Find the lines holding the word "Lizard" and collect them.

***** Data for this exercise

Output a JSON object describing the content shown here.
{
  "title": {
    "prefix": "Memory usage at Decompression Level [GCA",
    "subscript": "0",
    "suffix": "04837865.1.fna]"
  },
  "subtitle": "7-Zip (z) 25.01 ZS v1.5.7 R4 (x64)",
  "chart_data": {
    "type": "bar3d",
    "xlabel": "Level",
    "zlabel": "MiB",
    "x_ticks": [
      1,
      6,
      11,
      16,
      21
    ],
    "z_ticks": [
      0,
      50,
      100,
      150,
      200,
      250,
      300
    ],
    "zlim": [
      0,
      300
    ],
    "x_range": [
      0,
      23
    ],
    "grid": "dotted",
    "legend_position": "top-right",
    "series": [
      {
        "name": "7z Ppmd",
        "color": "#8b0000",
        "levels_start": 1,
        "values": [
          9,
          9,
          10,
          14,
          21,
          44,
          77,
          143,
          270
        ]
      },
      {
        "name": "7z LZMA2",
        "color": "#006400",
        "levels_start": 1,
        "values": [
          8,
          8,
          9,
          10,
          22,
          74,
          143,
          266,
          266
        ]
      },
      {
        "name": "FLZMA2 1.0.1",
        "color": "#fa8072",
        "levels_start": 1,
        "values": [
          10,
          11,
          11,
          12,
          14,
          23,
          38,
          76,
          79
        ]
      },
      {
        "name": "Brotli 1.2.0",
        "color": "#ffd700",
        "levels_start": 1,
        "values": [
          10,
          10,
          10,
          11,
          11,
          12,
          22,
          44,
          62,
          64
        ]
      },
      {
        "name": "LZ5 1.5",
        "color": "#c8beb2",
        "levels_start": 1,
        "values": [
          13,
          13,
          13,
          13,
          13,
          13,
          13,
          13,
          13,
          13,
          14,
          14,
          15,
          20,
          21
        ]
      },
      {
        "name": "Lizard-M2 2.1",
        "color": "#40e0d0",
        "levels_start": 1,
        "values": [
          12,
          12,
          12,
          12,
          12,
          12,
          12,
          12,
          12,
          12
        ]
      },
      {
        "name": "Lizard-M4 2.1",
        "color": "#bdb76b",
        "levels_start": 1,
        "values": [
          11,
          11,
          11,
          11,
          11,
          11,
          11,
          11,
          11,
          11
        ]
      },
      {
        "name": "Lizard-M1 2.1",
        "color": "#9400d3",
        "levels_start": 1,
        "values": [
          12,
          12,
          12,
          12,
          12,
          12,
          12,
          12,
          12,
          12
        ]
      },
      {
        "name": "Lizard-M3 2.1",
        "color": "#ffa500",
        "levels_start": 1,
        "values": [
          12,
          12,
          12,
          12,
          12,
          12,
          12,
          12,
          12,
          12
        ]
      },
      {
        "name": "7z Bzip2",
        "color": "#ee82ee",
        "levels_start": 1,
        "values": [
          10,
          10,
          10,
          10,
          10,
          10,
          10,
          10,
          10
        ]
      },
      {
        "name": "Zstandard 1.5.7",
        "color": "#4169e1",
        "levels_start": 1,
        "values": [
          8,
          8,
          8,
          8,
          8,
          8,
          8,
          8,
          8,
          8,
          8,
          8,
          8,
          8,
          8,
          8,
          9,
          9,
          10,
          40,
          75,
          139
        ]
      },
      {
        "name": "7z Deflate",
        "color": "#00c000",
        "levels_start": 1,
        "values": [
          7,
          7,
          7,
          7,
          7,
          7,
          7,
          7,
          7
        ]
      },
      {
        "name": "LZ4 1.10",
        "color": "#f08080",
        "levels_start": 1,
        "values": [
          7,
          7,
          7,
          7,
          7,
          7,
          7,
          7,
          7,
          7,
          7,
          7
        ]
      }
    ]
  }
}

**********

## Finished task
        "name": "Lizard-M2 2.1",
        "name": "Lizard-M4 2.1",
        "name": "Lizard-M1 2.1",
        "name": "Lizard-M3 2.1",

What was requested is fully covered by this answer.